Aim of the exercise — Pull out every line in the data that has the string "message" in it.

Raw records —
>> start
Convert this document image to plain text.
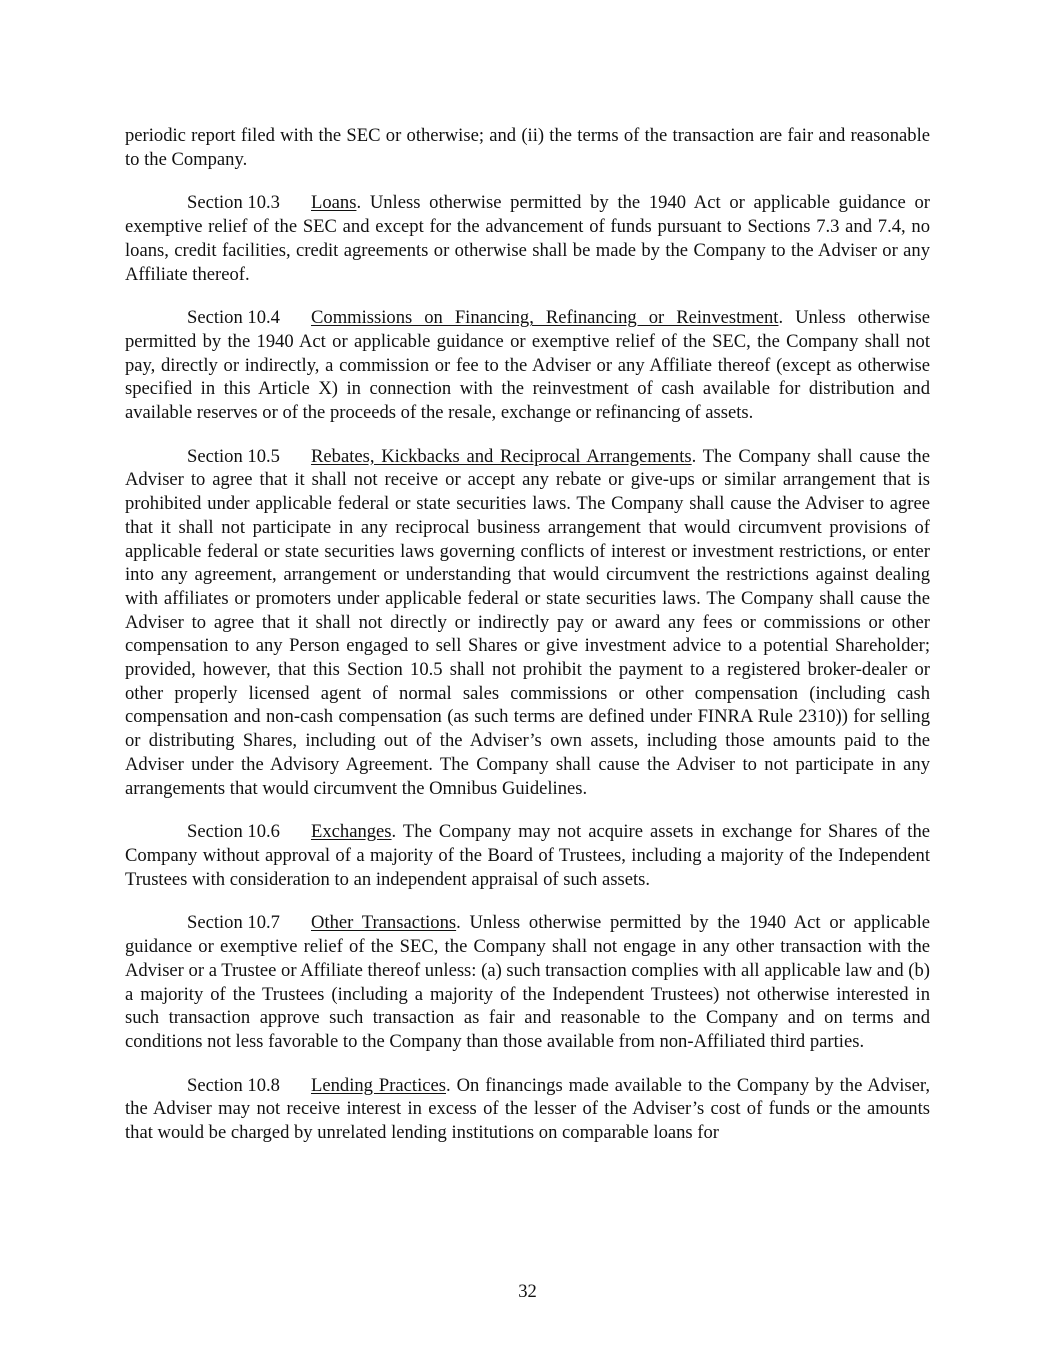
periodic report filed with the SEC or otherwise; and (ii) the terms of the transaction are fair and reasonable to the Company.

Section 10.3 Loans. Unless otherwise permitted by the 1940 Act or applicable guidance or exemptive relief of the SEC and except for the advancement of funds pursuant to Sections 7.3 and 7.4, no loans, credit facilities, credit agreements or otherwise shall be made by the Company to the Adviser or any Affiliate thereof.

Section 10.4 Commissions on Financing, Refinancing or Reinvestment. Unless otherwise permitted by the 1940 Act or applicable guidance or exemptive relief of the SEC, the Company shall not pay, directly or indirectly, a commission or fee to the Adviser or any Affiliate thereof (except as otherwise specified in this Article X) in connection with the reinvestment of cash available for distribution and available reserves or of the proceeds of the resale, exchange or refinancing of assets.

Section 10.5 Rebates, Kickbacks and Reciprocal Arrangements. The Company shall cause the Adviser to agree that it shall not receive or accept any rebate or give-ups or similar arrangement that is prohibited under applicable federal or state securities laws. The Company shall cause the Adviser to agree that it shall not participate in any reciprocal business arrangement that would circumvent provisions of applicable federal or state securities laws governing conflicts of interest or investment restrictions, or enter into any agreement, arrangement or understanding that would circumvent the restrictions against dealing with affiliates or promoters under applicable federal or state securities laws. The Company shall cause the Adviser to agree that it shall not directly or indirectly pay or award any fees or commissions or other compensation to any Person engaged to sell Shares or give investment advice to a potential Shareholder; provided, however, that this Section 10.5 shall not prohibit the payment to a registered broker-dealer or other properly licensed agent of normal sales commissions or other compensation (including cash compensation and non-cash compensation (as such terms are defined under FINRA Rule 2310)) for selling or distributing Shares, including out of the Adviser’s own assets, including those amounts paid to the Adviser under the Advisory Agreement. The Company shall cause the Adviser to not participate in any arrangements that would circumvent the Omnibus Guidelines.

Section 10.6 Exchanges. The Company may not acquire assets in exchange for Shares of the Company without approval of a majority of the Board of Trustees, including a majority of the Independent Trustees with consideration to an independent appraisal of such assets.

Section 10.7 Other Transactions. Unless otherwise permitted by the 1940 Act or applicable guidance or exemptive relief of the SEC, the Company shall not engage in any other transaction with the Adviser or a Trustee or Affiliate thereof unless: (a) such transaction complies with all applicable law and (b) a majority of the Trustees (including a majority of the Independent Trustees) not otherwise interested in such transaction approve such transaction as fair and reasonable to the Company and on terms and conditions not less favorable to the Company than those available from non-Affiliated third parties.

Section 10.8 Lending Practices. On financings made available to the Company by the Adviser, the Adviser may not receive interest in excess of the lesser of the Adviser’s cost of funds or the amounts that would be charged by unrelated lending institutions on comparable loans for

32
>> end
>> start
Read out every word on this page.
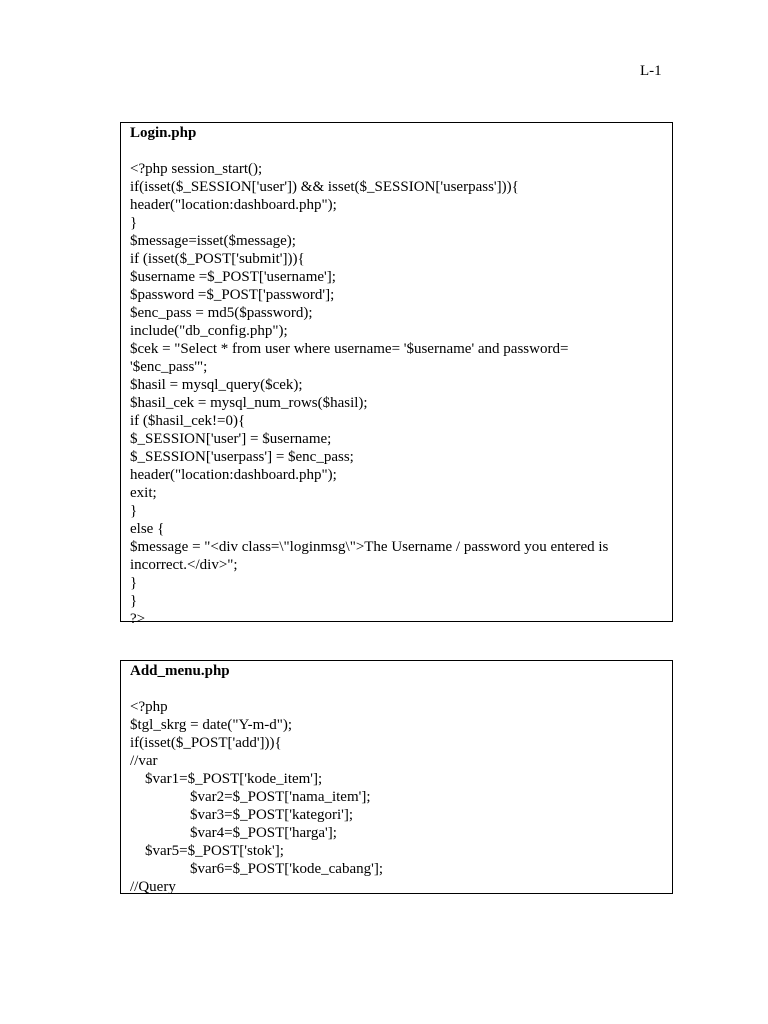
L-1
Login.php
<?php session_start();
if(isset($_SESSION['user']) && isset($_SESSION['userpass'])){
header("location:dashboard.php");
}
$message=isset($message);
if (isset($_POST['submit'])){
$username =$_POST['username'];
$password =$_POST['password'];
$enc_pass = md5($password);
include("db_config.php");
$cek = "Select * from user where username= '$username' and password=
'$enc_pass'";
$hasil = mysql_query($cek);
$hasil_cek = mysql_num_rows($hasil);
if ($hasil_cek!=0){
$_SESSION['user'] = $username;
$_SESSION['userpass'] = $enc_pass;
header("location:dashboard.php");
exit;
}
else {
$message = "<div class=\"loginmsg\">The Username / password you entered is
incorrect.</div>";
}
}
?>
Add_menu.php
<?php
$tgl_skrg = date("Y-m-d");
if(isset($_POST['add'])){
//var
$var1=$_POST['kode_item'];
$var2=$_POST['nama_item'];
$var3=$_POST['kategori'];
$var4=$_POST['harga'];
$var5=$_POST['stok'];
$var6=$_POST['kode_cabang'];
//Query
>> end
Solution to this exercise —
$message=isset($message);
$message = "<div class=\"loginmsg\">The Username / password you entered is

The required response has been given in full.